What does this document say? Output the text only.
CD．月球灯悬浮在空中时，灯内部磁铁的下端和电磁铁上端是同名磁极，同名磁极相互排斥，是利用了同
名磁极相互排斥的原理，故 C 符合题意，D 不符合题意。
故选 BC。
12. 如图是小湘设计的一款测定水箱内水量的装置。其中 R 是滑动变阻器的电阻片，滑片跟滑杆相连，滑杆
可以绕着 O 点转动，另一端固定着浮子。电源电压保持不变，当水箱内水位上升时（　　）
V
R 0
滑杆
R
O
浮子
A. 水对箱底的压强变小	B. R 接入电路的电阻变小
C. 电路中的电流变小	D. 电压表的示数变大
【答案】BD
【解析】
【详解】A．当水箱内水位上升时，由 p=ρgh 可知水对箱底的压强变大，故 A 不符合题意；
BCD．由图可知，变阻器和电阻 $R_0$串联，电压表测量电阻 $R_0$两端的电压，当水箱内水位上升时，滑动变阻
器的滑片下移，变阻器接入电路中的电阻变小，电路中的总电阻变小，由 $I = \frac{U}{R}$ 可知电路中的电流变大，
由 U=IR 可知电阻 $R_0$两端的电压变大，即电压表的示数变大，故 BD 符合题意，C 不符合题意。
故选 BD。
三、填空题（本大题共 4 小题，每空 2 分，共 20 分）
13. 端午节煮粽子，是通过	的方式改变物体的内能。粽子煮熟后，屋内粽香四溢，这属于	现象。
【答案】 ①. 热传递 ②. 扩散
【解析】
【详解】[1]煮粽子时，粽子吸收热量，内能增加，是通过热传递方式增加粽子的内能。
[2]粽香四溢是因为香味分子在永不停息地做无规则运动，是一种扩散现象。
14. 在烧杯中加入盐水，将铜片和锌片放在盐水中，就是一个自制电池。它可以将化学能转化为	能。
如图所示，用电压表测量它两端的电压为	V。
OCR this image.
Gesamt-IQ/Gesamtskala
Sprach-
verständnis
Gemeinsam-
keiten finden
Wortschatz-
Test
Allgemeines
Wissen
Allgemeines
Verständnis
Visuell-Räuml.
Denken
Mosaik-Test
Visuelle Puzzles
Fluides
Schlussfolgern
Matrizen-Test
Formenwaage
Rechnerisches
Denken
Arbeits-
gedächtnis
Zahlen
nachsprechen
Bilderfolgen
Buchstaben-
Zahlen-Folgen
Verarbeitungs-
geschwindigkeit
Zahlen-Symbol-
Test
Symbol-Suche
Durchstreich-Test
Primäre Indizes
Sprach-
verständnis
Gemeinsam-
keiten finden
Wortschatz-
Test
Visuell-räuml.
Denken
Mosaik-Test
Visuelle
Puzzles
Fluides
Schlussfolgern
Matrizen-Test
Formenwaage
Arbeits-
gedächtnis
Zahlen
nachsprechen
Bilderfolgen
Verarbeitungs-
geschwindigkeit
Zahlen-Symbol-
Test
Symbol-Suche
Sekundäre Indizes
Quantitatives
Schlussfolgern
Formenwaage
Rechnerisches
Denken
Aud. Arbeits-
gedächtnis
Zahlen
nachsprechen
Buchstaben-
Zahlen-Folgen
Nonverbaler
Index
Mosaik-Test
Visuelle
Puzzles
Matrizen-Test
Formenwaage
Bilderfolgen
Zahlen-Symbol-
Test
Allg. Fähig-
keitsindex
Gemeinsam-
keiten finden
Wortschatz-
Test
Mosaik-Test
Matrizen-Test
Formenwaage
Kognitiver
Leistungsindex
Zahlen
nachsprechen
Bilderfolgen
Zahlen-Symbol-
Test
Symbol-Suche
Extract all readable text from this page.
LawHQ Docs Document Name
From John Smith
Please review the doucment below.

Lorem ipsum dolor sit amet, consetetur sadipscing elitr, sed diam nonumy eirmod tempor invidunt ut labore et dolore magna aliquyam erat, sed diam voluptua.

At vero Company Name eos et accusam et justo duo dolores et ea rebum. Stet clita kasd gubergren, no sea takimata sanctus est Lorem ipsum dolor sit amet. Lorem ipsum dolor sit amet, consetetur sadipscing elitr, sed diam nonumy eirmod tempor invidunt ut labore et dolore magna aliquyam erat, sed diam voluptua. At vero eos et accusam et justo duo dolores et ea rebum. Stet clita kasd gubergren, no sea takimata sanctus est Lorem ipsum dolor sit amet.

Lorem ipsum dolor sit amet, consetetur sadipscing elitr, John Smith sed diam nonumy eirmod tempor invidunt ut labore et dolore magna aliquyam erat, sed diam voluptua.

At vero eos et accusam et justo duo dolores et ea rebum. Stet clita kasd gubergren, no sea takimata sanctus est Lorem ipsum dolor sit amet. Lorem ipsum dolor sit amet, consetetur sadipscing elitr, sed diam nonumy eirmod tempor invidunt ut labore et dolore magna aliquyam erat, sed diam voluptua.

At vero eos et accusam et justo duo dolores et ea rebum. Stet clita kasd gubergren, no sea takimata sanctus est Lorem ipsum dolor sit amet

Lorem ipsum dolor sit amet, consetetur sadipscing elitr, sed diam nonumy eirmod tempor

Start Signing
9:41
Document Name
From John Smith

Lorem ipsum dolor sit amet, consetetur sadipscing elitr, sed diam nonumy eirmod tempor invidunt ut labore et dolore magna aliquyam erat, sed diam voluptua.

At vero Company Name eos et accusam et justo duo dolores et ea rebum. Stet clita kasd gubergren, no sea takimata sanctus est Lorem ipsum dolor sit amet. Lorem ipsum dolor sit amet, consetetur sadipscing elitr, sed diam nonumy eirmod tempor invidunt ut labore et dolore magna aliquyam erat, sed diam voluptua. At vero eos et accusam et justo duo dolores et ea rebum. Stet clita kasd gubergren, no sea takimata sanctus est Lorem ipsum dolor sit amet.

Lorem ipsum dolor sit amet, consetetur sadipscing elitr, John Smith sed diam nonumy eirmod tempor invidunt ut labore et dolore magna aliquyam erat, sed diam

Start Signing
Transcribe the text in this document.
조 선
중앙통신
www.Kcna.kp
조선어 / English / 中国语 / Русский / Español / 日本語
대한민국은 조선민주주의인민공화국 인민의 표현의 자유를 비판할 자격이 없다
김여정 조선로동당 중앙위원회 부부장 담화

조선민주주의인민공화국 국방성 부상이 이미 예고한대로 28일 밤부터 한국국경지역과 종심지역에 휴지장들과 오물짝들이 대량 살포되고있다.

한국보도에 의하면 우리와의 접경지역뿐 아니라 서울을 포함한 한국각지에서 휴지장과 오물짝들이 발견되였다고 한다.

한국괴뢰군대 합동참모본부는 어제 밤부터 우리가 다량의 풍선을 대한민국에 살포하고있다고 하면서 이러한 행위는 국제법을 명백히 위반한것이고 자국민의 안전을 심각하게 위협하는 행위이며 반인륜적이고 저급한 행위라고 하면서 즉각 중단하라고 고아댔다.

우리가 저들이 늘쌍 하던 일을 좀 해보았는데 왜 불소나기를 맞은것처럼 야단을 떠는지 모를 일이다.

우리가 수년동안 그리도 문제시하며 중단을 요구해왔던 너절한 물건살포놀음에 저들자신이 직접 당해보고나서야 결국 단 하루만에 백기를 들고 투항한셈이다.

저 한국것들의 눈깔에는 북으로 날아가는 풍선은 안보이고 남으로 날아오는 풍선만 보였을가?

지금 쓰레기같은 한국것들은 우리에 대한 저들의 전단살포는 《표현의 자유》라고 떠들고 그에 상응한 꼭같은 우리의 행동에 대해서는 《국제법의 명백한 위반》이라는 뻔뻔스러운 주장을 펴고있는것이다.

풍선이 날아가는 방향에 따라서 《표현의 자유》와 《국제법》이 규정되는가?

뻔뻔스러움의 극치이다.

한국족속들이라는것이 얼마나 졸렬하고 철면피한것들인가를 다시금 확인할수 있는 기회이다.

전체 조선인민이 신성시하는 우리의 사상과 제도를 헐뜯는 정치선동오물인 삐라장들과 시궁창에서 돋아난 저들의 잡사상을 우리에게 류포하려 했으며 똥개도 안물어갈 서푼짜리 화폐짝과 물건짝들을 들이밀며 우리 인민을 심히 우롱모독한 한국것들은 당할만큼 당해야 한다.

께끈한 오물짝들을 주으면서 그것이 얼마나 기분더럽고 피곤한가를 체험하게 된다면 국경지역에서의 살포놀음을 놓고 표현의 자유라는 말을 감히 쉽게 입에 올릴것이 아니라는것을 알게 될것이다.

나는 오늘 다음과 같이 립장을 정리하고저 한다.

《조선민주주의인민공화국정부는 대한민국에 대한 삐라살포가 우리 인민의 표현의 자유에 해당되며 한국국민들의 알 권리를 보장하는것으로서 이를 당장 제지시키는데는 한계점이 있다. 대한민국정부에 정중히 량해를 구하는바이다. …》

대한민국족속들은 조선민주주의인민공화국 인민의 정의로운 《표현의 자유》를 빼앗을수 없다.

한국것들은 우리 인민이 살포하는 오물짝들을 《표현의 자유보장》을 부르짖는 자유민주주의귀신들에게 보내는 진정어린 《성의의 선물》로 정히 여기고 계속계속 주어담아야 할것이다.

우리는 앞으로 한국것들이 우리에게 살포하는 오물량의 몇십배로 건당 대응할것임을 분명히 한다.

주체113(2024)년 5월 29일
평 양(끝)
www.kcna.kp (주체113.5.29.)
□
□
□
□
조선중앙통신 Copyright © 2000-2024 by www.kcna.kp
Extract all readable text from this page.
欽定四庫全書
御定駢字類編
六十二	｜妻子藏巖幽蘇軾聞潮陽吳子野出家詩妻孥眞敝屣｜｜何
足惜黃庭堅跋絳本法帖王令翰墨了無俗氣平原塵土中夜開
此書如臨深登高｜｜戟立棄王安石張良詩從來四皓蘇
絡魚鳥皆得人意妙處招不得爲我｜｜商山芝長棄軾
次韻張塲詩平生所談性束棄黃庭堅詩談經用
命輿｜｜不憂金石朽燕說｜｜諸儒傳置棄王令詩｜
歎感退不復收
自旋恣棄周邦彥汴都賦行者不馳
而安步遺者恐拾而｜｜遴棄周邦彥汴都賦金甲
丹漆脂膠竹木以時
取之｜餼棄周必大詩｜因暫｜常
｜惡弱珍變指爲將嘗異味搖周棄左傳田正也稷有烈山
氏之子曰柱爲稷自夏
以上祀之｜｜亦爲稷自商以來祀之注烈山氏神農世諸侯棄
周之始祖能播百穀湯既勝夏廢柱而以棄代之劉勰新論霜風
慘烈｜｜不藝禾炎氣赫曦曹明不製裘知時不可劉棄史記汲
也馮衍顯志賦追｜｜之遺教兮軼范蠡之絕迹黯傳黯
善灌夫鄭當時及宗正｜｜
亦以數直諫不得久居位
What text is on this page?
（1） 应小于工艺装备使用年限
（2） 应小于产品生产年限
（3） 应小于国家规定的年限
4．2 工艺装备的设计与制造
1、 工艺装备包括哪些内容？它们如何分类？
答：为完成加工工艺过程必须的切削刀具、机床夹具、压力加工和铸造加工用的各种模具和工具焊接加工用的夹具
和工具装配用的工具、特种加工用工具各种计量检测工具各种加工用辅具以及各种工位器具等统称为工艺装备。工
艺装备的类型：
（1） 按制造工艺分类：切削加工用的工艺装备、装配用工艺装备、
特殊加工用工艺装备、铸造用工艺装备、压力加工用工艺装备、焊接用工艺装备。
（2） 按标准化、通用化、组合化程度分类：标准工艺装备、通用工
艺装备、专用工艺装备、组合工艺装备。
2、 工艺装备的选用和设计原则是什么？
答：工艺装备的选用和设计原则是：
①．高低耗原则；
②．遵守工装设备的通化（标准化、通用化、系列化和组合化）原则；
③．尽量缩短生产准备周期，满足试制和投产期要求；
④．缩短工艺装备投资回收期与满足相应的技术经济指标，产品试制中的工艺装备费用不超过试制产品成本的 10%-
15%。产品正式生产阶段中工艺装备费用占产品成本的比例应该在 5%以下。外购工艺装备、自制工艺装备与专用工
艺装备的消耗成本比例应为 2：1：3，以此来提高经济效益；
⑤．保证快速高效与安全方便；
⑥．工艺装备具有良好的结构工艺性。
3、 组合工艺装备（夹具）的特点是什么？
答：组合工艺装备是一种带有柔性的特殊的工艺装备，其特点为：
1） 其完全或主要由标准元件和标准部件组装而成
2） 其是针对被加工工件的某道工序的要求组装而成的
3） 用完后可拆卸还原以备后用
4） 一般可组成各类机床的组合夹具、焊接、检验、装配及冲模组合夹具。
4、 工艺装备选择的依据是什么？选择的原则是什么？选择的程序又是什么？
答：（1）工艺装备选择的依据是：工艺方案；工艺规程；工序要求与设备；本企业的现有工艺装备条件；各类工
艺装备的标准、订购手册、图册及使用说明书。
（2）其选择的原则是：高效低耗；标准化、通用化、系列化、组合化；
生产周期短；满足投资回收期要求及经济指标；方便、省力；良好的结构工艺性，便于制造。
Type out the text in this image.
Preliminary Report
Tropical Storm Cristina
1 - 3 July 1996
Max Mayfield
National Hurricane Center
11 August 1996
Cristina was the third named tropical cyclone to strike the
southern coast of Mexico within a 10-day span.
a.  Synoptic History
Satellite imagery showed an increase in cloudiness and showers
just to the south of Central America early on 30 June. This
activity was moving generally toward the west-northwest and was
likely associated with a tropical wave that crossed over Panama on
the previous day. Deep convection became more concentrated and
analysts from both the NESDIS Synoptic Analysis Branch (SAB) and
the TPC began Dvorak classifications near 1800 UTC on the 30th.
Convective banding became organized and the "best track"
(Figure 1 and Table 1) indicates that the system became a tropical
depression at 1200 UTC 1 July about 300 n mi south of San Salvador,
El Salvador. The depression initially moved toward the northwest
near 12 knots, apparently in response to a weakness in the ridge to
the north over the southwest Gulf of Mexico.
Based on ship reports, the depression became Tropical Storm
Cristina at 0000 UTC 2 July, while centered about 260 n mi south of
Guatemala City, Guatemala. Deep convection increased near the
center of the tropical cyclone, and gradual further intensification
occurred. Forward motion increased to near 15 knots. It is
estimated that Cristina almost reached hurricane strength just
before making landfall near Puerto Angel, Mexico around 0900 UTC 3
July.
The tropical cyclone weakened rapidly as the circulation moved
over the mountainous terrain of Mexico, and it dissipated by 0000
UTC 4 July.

^^^^

## Work required
Scan the listing above. Gather each line that contains the word "Storm".

## Exercise solution
Tropical Storm Cristina
Based on ship reports, the depression became Tropical Storm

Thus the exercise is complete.